#### [Material shown]
──────────
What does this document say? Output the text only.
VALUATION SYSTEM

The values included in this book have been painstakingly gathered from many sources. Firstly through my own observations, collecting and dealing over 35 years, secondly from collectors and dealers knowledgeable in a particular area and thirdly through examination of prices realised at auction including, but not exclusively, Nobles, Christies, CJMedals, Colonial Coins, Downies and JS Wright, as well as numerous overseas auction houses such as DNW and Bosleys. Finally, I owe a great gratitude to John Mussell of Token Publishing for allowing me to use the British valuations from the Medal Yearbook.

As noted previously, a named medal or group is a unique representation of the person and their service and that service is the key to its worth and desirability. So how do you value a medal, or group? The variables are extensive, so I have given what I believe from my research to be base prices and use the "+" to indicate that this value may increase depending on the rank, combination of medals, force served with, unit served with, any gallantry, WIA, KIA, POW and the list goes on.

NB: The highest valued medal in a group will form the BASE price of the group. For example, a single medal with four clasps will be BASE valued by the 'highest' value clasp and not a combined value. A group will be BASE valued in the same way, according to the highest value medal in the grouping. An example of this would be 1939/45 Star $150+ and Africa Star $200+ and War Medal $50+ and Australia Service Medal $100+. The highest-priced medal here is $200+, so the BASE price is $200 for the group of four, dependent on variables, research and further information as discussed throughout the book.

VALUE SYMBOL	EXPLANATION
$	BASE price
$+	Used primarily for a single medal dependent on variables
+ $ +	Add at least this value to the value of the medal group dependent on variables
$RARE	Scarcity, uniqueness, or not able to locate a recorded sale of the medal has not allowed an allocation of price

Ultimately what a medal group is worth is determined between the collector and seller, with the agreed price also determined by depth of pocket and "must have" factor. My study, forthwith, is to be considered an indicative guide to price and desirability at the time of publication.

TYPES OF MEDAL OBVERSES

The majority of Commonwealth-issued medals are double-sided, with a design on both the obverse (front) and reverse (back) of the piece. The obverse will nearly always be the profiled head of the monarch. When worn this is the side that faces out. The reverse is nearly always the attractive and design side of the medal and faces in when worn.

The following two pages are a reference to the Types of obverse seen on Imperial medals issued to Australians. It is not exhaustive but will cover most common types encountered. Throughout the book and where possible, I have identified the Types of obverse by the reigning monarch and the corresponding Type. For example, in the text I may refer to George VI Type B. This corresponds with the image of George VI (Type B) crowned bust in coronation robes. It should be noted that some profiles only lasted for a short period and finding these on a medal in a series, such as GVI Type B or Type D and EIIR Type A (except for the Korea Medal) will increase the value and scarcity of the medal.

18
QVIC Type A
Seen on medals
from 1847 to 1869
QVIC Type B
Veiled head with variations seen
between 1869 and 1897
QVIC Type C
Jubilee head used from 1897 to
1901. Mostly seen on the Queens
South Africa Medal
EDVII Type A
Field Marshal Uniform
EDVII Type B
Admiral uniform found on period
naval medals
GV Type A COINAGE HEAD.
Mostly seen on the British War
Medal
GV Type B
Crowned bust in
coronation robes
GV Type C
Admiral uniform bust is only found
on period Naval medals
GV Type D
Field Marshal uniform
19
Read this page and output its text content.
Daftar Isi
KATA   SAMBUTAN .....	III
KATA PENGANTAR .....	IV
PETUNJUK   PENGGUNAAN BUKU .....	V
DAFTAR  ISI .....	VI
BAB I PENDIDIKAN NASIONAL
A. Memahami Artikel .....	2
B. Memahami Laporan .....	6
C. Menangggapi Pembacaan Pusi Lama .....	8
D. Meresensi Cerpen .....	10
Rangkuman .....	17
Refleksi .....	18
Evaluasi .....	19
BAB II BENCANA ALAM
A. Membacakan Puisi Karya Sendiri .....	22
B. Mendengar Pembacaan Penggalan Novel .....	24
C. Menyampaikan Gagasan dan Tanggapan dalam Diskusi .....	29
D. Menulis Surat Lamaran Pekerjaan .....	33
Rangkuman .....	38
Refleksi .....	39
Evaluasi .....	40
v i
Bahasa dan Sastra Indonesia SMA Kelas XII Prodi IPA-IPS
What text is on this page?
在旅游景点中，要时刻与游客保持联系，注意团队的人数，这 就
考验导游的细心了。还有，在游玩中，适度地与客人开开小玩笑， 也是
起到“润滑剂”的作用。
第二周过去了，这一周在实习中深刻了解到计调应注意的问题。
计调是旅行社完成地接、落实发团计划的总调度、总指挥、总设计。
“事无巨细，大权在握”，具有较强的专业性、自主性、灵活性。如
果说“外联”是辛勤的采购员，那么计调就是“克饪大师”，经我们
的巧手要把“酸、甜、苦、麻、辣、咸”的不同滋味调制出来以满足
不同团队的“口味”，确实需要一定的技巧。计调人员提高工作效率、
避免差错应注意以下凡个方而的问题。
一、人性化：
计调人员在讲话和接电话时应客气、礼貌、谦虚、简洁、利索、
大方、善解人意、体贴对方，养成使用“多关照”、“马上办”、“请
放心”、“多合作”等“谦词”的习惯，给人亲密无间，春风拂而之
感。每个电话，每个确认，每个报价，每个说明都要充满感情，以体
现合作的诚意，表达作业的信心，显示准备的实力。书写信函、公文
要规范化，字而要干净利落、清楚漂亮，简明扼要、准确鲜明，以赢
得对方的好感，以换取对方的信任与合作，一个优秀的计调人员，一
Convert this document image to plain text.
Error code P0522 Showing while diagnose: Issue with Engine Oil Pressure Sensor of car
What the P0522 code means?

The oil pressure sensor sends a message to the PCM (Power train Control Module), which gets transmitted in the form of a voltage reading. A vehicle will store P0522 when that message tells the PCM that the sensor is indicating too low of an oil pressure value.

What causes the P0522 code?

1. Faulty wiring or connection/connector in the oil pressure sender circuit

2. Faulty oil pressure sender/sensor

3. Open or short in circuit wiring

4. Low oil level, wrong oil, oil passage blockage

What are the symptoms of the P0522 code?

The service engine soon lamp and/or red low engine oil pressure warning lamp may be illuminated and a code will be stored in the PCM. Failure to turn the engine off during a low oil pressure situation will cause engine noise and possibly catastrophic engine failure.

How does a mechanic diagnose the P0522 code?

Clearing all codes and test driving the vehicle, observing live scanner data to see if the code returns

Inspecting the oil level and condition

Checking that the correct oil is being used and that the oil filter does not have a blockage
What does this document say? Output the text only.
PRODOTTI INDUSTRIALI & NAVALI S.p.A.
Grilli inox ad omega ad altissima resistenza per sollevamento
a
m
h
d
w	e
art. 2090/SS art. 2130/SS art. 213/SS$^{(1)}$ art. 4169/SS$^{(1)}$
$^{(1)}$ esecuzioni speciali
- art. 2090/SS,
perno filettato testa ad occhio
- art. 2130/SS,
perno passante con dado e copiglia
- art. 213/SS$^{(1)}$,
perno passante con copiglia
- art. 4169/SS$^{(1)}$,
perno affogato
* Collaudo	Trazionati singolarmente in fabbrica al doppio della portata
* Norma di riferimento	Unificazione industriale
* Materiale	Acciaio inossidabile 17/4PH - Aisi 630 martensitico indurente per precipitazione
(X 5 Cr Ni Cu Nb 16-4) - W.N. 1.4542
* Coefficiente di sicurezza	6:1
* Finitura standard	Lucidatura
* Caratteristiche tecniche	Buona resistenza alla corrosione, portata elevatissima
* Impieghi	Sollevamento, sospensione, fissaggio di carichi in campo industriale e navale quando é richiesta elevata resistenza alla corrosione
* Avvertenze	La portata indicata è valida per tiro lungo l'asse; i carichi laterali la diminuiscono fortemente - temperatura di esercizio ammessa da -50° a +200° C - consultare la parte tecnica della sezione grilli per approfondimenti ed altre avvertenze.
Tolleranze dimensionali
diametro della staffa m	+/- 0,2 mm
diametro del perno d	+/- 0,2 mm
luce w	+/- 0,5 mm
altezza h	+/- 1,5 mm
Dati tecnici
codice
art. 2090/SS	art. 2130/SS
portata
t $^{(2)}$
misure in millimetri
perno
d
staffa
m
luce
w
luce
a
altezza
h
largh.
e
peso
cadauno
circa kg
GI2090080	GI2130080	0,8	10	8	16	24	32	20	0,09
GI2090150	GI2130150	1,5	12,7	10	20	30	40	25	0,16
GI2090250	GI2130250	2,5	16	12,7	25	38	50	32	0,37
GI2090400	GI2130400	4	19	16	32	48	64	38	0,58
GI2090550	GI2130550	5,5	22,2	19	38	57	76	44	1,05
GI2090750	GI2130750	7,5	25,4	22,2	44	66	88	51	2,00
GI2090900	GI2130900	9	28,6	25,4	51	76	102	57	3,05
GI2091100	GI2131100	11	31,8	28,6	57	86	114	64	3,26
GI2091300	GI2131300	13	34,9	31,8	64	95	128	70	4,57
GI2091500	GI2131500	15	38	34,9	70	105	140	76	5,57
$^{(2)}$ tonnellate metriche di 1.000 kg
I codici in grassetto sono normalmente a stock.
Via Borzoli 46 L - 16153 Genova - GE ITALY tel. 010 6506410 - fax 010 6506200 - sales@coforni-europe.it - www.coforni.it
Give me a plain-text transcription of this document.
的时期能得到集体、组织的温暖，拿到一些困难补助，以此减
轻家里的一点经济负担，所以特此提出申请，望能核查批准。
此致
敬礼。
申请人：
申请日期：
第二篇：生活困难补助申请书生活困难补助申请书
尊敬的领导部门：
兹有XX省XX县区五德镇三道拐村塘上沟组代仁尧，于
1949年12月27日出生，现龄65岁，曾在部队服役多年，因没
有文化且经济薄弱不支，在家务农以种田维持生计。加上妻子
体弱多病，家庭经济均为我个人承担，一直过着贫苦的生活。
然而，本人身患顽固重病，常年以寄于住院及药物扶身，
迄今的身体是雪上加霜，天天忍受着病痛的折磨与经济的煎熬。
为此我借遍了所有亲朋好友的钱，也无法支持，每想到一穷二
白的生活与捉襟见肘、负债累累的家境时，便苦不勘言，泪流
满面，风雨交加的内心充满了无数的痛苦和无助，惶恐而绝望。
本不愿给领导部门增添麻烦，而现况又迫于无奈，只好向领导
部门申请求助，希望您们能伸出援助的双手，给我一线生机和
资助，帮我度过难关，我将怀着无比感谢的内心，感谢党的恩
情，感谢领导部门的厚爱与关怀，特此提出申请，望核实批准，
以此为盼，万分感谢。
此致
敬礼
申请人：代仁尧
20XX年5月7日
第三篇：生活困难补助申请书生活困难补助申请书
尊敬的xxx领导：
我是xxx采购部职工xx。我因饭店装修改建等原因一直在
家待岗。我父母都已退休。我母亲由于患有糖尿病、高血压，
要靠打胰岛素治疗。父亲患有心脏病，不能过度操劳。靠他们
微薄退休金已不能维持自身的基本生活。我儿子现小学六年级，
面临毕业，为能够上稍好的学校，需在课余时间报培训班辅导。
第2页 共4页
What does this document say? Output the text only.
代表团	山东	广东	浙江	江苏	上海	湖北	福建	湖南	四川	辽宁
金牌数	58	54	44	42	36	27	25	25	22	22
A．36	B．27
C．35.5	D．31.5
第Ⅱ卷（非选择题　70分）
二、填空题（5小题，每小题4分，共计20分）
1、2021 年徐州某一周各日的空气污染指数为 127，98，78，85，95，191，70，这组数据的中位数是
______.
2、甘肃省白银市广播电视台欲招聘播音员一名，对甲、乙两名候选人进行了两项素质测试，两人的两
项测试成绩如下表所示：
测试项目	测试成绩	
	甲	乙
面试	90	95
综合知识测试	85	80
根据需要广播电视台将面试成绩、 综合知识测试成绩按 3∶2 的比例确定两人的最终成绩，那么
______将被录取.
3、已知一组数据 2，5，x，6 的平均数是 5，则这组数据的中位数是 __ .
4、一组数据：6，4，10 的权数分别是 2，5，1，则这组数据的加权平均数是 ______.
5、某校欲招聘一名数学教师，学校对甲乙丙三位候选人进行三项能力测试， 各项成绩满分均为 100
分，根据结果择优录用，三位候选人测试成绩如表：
──────────
#### [What this task involves]
The word "desirability" may turn up on some lines of these records; say how many, with no other words.

#### [Result for this task]
2